╭─ DATA RECORDS
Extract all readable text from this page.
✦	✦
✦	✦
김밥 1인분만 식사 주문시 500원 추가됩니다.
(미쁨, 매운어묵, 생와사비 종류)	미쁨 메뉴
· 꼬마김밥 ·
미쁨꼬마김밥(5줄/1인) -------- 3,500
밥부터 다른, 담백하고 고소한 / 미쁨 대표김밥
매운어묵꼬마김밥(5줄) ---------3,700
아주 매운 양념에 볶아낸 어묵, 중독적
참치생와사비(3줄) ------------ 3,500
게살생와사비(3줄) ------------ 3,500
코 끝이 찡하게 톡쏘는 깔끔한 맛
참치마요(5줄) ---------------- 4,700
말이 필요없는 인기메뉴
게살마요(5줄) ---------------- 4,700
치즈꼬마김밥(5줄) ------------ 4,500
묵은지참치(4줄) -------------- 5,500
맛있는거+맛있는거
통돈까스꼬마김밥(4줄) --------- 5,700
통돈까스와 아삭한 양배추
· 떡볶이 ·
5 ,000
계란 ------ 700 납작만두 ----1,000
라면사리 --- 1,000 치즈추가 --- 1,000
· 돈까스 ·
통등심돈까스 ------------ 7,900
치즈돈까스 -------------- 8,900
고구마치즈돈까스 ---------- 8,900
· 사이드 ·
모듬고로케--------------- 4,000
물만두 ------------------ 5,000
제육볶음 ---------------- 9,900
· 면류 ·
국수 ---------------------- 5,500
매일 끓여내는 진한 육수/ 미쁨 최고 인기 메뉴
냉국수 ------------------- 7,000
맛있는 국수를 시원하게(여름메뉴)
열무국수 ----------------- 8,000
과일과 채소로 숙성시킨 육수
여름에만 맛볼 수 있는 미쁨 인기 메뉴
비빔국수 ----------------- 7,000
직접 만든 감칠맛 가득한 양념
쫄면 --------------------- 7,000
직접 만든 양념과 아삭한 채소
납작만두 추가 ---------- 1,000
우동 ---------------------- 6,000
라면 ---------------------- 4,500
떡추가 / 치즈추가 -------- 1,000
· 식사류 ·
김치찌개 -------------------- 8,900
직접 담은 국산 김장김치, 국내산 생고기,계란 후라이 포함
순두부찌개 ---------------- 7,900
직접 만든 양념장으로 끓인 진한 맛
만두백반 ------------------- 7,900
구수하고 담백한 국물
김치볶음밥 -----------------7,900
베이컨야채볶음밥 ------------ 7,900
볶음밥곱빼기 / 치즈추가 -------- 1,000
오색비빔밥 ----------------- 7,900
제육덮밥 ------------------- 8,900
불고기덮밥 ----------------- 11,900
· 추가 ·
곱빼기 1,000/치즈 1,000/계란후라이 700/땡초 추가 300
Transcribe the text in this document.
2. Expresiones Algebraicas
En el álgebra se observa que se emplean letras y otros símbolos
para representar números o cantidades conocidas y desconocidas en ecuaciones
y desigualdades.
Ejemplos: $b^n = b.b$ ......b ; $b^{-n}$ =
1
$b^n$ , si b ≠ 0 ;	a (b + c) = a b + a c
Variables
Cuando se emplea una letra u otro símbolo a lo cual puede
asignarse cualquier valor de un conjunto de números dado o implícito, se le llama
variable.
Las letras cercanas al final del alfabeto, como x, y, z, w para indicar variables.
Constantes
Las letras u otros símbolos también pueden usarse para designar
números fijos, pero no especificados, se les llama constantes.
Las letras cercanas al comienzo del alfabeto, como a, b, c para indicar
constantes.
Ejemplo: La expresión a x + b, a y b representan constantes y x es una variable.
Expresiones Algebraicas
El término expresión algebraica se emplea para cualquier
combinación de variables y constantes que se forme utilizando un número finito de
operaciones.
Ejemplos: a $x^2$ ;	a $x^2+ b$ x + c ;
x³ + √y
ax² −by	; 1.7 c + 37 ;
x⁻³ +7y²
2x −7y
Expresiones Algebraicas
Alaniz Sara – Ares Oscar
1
╰─
DIRECTIVE
Show each line of the data that contains the string "como".

RESPONSE TO THE TASK
Las letras cercanas al final del alfabeto, como x, y, z, w para indicar variables.
Las letras cercanas al comienzo del alfabeto, como a, b, c para indicar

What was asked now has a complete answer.